WRITTEN REQUEST:
Scan the data below for the string "color". Show every line where it turns up.

Dataset excerpt:
----
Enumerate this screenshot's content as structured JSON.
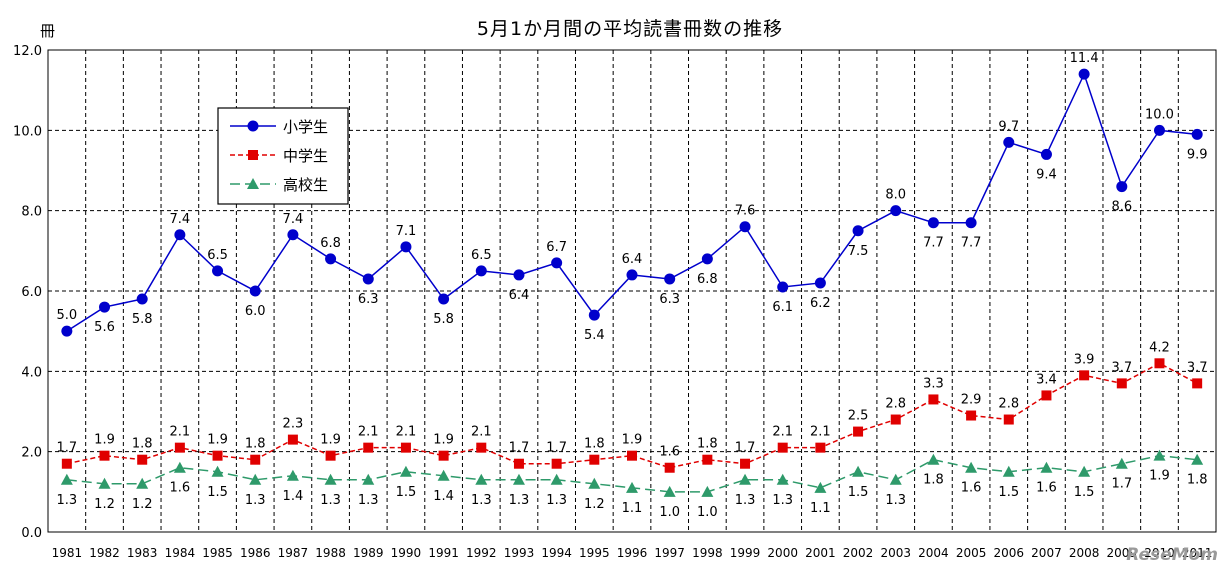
{
  "chart_data": {
    "type": "line",
    "title": "5月1か月間の平均読書冊数の推移",
    "ylabel": "冊",
    "xlabel": "",
    "ylim": [
      0,
      12
    ],
    "yticks": [
      "0.0",
      "2.0",
      "4.0",
      "6.0",
      "8.0",
      "10.0",
      "12.0"
    ],
    "grid": true,
    "legend": "top-left",
    "x": [
      1981,
      1982,
      1983,
      1984,
      1985,
      1986,
      1987,
      1988,
      1989,
      1990,
      1991,
      1992,
      1993,
      1994,
      1995,
      1996,
      1997,
      1998,
      1999,
      2000,
      2001,
      2002,
      2003,
      2004,
      2005,
      2006,
      2007,
      2008,
      2009,
      2010,
      2011
    ],
    "x_labels": [
      "1981",
      "1982",
      "1983",
      "1984",
      "1985",
      "1986",
      "1987",
      "1988",
      "1989",
      "1990",
      "1991",
      "1992",
      "1993",
      "1994",
      "1995",
      "1996",
      "1997",
      "1998",
      "1999",
      "2000",
      "2001",
      "2002",
      "2003",
      "2004",
      "2005",
      "2006",
      "2007",
      "2008",
      "2009",
      "2010",
      "2011"
    ],
    "series": [
      {
        "name": "小学生",
        "color": "#0000cc",
        "marker": "circle",
        "dash": "solid",
        "values": [
          5.0,
          5.6,
          5.8,
          7.4,
          6.5,
          6.0,
          7.4,
          6.8,
          6.3,
          7.1,
          5.8,
          6.5,
          6.4,
          6.7,
          5.4,
          6.4,
          6.3,
          6.8,
          7.6,
          6.1,
          6.2,
          7.5,
          8.0,
          7.7,
          7.7,
          9.7,
          9.4,
          11.4,
          8.6,
          10.0,
          9.9
        ],
        "labels": [
          "5.0",
          "5.6",
          "5.8",
          "7.4",
          "6.5",
          "6.0",
          "7.4",
          "6.8",
          "6.3",
          "7.1",
          "5.8",
          "6.5",
          "6.4",
          "6.7",
          "5.4",
          "6.4",
          "6.3",
          "6.8",
          "7.6",
          "6.1",
          "6.2",
          "7.5",
          "8.0",
          "7.7",
          "7.7",
          "9.7",
          "9.4",
          "11.4",
          "8.6",
          "10.0",
          "9.9"
        ]
      },
      {
        "name": "中学生",
        "color": "#e00000",
        "marker": "square",
        "dash": "short",
        "values": [
          1.7,
          1.9,
          1.8,
          2.1,
          1.9,
          1.8,
          2.3,
          1.9,
          2.1,
          2.1,
          1.9,
          2.1,
          1.7,
          1.7,
          1.8,
          1.9,
          1.6,
          1.8,
          1.7,
          2.1,
          2.1,
          2.5,
          2.8,
          3.3,
          2.9,
          2.8,
          3.4,
          3.9,
          3.7,
          4.2,
          3.7
        ],
        "labels": [
          "1.7",
          "1.9",
          "1.8",
          "2.1",
          "1.9",
          "1.8",
          "2.3",
          "1.9",
          "2.1",
          "2.1",
          "1.9",
          "2.1",
          "1.7",
          "1.7",
          "1.8",
          "1.9",
          "1.6",
          "1.8",
          "1.7",
          "2.1",
          "2.1",
          "2.5",
          "2.8",
          "3.3",
          "2.9",
          "2.8",
          "3.4",
          "3.9",
          "3.7",
          "4.2",
          "3.7"
        ]
      },
      {
        "name": "高校生",
        "color": "#2e9a6a",
        "marker": "triangle",
        "dash": "long",
        "values": [
          1.3,
          1.2,
          1.2,
          1.6,
          1.5,
          1.3,
          1.4,
          1.3,
          1.3,
          1.5,
          1.4,
          1.3,
          1.3,
          1.3,
          1.2,
          1.1,
          1.0,
          1.0,
          1.3,
          1.3,
          1.1,
          1.5,
          1.3,
          1.8,
          1.6,
          1.5,
          1.6,
          1.5,
          1.7,
          1.9,
          1.8
        ],
        "labels": [
          "1.3",
          "1.2",
          "1.2",
          "1.6",
          "1.5",
          "1.3",
          "1.4",
          "1.3",
          "1.3",
          "1.5",
          "1.4",
          "1.3",
          "1.3",
          "1.3",
          "1.2",
          "1.1",
          "1.0",
          "1.0",
          "1.3",
          "1.3",
          "1.1",
          "1.5",
          "1.3",
          "1.8",
          "1.6",
          "1.5",
          "1.6",
          "1.5",
          "1.7",
          "1.9",
          "1.8"
        ]
      }
    ]
  },
  "watermark": "ReseMom"
}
----
COMPLETED EXERCISE:
        "color": "#0000cc",
        "color": "#e00000",
        "color": "#2e9a6a",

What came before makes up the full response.